> _What is required_: List each line of the data that holds the word "text".

> _Dataset rows_:

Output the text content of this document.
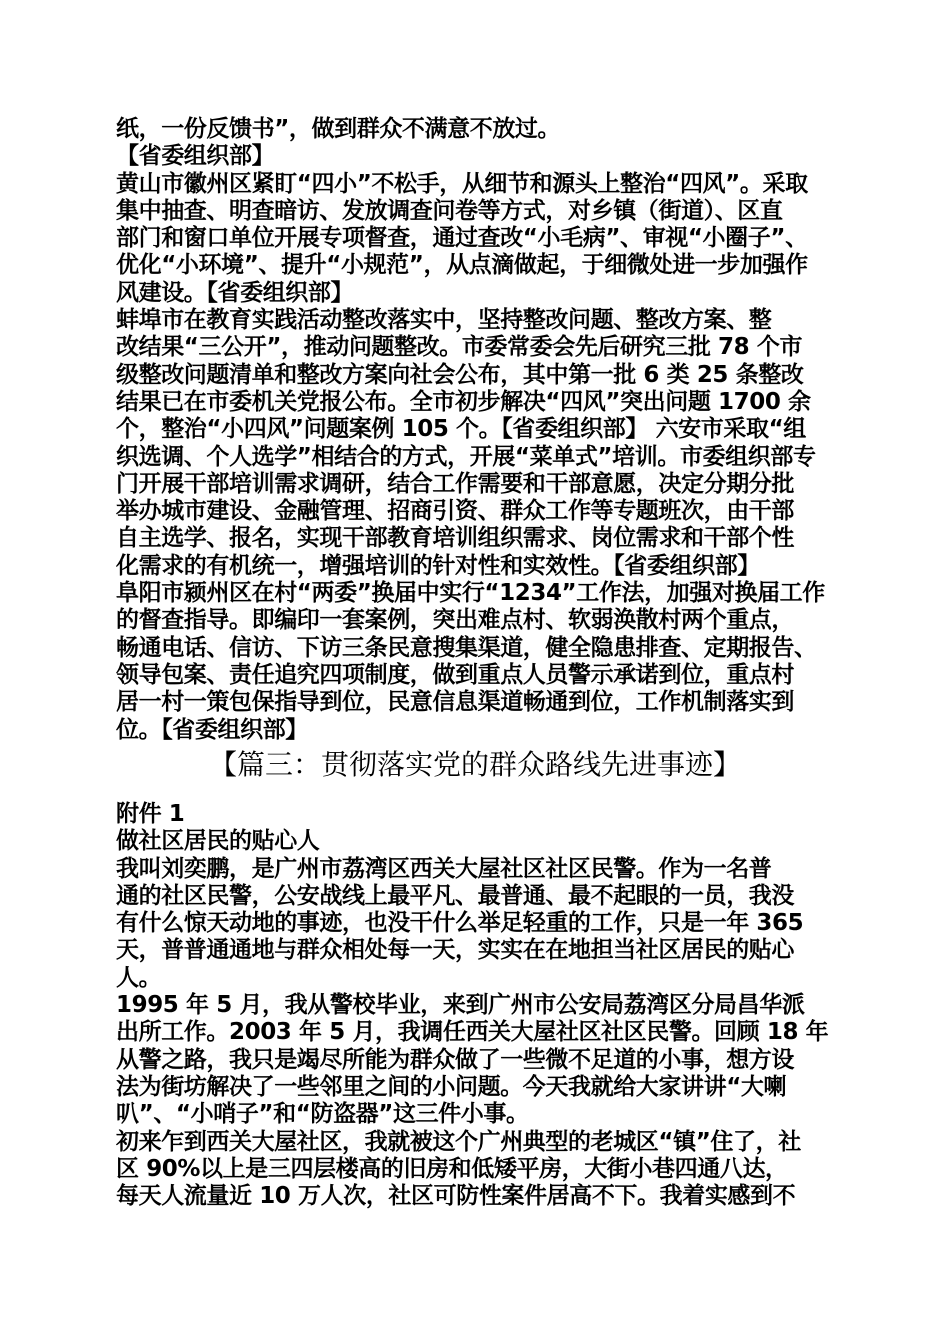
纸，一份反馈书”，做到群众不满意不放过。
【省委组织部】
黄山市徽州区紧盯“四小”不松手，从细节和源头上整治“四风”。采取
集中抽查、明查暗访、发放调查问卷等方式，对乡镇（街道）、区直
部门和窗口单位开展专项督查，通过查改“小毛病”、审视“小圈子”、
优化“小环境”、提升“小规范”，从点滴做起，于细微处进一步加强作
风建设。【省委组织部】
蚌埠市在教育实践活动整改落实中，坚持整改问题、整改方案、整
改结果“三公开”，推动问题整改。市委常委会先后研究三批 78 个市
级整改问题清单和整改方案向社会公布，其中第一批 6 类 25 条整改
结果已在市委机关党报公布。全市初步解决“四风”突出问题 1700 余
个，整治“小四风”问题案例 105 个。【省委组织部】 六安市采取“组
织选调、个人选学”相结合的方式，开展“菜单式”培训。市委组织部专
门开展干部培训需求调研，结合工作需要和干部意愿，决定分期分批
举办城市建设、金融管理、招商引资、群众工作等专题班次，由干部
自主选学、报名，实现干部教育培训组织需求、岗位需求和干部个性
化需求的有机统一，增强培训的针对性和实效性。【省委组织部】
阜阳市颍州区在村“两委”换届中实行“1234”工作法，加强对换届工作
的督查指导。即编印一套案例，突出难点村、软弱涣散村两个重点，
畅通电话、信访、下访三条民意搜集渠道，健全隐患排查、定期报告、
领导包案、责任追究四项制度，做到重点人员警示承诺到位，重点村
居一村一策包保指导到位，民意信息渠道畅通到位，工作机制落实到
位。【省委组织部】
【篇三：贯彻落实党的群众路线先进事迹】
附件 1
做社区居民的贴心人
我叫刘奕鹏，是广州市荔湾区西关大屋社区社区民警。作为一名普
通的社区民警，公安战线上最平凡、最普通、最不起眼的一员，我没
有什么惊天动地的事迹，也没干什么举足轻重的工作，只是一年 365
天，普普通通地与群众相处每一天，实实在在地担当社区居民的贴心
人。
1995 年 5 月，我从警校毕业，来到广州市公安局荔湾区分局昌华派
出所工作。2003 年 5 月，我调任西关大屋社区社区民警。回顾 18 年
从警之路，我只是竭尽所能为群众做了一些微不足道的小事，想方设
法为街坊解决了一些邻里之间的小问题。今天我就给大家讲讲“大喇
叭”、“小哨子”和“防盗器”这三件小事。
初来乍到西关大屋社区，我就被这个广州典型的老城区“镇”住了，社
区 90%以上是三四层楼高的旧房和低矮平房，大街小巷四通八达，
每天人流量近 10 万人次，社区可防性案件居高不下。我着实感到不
...
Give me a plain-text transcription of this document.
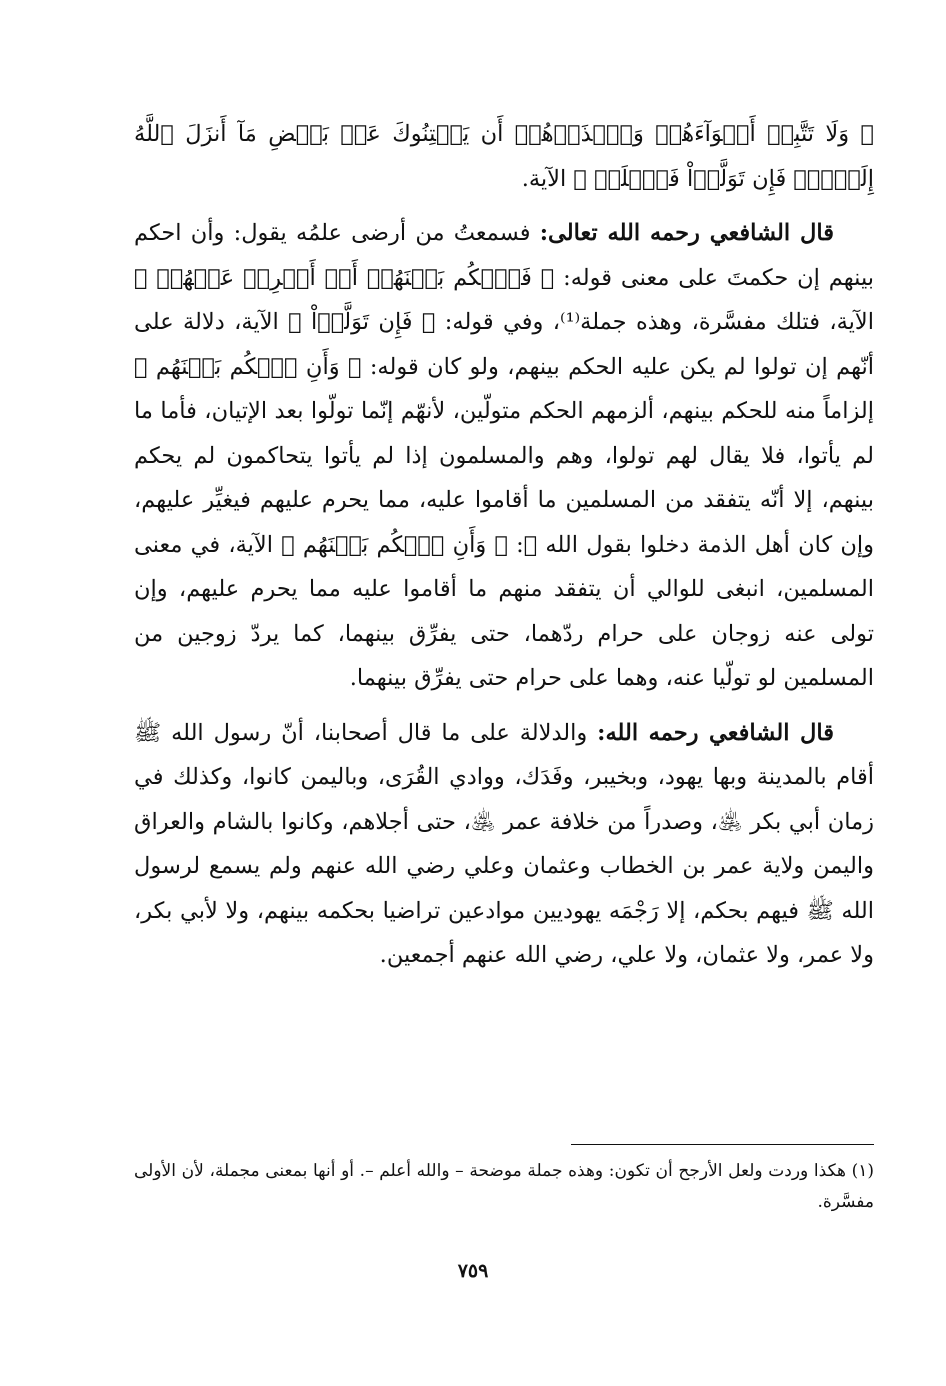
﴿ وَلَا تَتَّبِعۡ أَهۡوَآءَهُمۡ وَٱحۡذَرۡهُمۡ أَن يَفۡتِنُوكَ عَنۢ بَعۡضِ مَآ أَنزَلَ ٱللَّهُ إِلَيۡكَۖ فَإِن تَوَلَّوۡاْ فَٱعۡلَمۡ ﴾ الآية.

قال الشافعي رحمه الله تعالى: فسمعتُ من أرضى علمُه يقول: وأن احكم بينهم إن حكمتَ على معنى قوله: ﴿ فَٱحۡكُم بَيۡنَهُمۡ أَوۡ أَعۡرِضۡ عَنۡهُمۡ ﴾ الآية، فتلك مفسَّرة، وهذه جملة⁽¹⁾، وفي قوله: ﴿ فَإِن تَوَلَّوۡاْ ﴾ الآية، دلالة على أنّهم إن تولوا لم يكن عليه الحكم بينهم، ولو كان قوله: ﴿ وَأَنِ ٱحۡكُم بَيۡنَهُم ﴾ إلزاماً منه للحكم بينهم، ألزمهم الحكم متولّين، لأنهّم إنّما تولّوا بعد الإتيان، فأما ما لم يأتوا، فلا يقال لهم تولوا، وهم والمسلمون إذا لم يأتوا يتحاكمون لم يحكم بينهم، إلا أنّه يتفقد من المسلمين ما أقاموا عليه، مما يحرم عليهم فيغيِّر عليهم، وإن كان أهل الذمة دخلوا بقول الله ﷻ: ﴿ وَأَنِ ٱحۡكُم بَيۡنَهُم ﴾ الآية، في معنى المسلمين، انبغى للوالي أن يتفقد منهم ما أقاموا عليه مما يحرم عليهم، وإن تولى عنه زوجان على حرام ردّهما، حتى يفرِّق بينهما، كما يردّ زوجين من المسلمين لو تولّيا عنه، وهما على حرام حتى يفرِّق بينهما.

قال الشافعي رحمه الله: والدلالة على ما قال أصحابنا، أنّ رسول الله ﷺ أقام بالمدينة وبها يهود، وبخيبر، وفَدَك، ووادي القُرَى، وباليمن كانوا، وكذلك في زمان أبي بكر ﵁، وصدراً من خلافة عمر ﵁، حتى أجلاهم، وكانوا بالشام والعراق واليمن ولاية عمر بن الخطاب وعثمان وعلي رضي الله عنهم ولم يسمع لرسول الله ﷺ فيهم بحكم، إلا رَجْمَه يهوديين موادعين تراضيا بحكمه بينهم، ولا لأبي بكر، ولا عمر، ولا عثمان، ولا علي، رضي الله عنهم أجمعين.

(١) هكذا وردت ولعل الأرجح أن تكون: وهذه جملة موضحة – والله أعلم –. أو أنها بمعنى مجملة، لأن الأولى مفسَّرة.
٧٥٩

> _Exercise answer_:
Output the text content of this document.
Give me a plain-text transcription of this document.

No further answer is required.